-- Record set start --

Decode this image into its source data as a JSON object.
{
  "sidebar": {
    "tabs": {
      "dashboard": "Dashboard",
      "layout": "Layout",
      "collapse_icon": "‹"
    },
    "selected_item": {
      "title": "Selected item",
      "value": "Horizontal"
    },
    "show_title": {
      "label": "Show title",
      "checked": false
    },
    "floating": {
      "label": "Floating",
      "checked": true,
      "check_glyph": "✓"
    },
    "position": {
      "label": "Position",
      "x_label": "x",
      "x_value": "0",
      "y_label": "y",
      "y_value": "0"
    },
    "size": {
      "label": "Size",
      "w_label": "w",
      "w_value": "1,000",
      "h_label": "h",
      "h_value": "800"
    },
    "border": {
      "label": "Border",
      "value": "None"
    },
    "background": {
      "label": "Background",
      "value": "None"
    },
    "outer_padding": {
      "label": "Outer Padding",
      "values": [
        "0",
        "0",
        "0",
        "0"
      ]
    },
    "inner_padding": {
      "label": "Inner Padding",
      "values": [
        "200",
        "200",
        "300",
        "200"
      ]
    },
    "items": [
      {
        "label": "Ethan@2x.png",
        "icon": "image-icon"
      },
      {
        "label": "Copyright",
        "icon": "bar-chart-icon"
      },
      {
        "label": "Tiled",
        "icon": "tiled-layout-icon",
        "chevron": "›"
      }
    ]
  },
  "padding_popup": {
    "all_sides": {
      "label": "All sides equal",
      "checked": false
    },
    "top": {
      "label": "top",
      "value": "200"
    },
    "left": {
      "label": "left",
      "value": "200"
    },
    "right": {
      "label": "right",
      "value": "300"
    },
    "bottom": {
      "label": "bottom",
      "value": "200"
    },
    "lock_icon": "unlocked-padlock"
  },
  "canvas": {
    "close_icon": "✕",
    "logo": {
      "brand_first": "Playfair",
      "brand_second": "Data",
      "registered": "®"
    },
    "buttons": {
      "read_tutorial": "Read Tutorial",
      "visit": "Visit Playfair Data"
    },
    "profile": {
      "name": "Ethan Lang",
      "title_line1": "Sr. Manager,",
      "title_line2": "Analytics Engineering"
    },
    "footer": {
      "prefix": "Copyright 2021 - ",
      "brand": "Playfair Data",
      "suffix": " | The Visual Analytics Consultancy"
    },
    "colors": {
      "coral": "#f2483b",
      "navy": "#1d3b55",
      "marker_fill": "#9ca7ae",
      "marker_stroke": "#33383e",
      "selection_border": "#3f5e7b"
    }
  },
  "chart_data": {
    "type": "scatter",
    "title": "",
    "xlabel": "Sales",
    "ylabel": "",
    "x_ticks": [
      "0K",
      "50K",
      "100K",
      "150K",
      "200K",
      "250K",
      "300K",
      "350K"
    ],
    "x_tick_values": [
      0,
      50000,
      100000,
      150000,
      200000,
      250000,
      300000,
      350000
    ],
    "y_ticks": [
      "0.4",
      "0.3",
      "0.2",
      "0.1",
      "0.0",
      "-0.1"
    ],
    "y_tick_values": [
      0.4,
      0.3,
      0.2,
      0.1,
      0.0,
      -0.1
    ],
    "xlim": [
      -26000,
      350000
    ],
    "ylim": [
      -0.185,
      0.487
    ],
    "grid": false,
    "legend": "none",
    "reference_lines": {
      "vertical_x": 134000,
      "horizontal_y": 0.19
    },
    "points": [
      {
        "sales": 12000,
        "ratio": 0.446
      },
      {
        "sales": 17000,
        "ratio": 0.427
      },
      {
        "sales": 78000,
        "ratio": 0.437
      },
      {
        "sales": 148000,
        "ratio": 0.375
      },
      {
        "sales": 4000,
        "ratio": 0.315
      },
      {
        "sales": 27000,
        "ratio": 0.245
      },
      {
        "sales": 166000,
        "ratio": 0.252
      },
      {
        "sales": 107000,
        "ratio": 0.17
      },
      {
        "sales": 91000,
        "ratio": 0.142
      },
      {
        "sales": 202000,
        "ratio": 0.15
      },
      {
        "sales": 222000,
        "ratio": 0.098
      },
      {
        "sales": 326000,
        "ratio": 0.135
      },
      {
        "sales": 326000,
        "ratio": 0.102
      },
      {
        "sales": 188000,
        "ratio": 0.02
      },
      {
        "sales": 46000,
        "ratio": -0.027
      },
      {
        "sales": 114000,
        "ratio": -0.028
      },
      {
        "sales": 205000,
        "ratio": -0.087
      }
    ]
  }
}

-- Record set end --

Brief: Transcribe the full listing above without leaving anything out.

Result:
Decode this image into its source data as a JSON object.
{
  "sidebar": {
    "tabs": {
      "dashboard": "Dashboard",
      "layout": "Layout",
      "collapse_icon": "‹"
    },
    "selected_item": {
      "title": "Selected item",
      "value": "Horizontal"
    },
    "show_title": {
      "label": "Show title",
      "checked": false
    },
    "floating": {
      "label": "Floating",
      "checked": true,
      "check_glyph": "✓"
    },
    "position": {
      "label": "Position",
      "x_label": "x",
      "x_value": "0",
      "y_label": "y",
      "y_value": "0"
    },
    "size": {
      "label": "Size",
      "w_label": "w",
      "w_value": "1,000",
      "h_label": "h",
      "h_value": "800"
    },
    "border": {
      "label": "Border",
      "value": "None"
    },
    "background": {
      "label": "Background",
      "value": "None"
    },
    "outer_padding": {
      "label": "Outer Padding",
      "values": [
        "0",
        "0",
        "0",
        "0"
      ]
    },
    "inner_padding": {
      "label": "Inner Padding",
      "values": [
        "200",
        "200",
        "300",
        "200"
      ]
    },
    "items": [
      {
        "label": "Ethan@2x.png",
        "icon": "image-icon"
      },
      {
        "label": "Copyright",
        "icon": "bar-chart-icon"
      },
      {
        "label": "Tiled",
        "icon": "tiled-layout-icon",
        "chevron": "›"
      }
    ]
  },
  "padding_popup": {
    "all_sides": {
      "label": "All sides equal",
      "checked": false
    },
    "top": {
      "label": "top",
      "value": "200"
    },
    "left": {
      "label": "left",
      "value": "200"
    },
    "right": {
      "label": "right",
      "value": "300"
    },
    "bottom": {
      "label": "bottom",
      "value": "200"
    },
    "lock_icon": "unlocked-padlock"
  },
  "canvas": {
    "close_icon": "✕",
    "logo": {
      "brand_first": "Playfair",
      "brand_second": "Data",
      "registered": "®"
    },
    "buttons": {
      "read_tutorial": "Read Tutorial",
      "visit": "Visit Playfair Data"
    },
    "profile": {
      "name": "Ethan Lang",
      "title_line1": "Sr. Manager,",
      "title_line2": "Analytics Engineering"
    },
    "footer": {
      "prefix": "Copyright 2021 - ",
      "brand": "Playfair Data",
      "suffix": " | The Visual Analytics Consultancy"
    },
    "colors": {
      "coral": "#f2483b",
      "navy": "#1d3b55",
      "marker_fill": "#9ca7ae",
      "marker_stroke": "#33383e",
      "selection_border": "#3f5e7b"
    }
  },
  "chart_data": {
    "type": "scatter",
    "title": "",
    "xlabel": "Sales",
    "ylabel": "",
    "x_ticks": [
      "0K",
      "50K",
      "100K",
      "150K",
      "200K",
      "250K",
      "300K",
      "350K"
    ],
    "x_tick_values": [
      0,
      50000,
      100000,
      150000,
      200000,
      250000,
      300000,
      350000
    ],
    "y_ticks": [
      "0.4",
      "0.3",
      "0.2",
      "0.1",
      "0.0",
      "-0.1"
    ],
    "y_tick_values": [
      0.4,
      0.3,
      0.2,
      0.1,
      0.0,
      -0.1
    ],
    "xlim": [
      -26000,
      350000
    ],
    "ylim": [
      -0.185,
      0.487
    ],
    "grid": false,
    "legend": "none",
    "reference_lines": {
      "vertical_x": 134000,
      "horizontal_y": 0.19
    },
    "points": [
      {
        "sales": 12000,
        "ratio": 0.446
      },
      {
        "sales": 17000,
        "ratio": 0.427
      },
      {
        "sales": 78000,
        "ratio": 0.437
      },
      {
        "sales": 148000,
        "ratio": 0.375
      },
      {
        "sales": 4000,
        "ratio": 0.315
      },
      {
        "sales": 27000,
        "ratio": 0.245
      },
      {
        "sales": 166000,
        "ratio": 0.252
      },
      {
        "sales": 107000,
        "ratio": 0.17
      },
      {
        "sales": 91000,
        "ratio": 0.142
      },
      {
        "sales": 202000,
        "ratio": 0.15
      },
      {
        "sales": 222000,
        "ratio": 0.098
      },
      {
        "sales": 326000,
        "ratio": 0.135
      },
      {
        "sales": 326000,
        "ratio": 0.102
      },
      {
        "sales": 188000,
        "ratio": 0.02
      },
      {
        "sales": 46000,
        "ratio": -0.027
      },
      {
        "sales": 114000,
        "ratio": -0.028
      },
      {
        "sales": 205000,
        "ratio": -0.087
      }
    ]
  }
}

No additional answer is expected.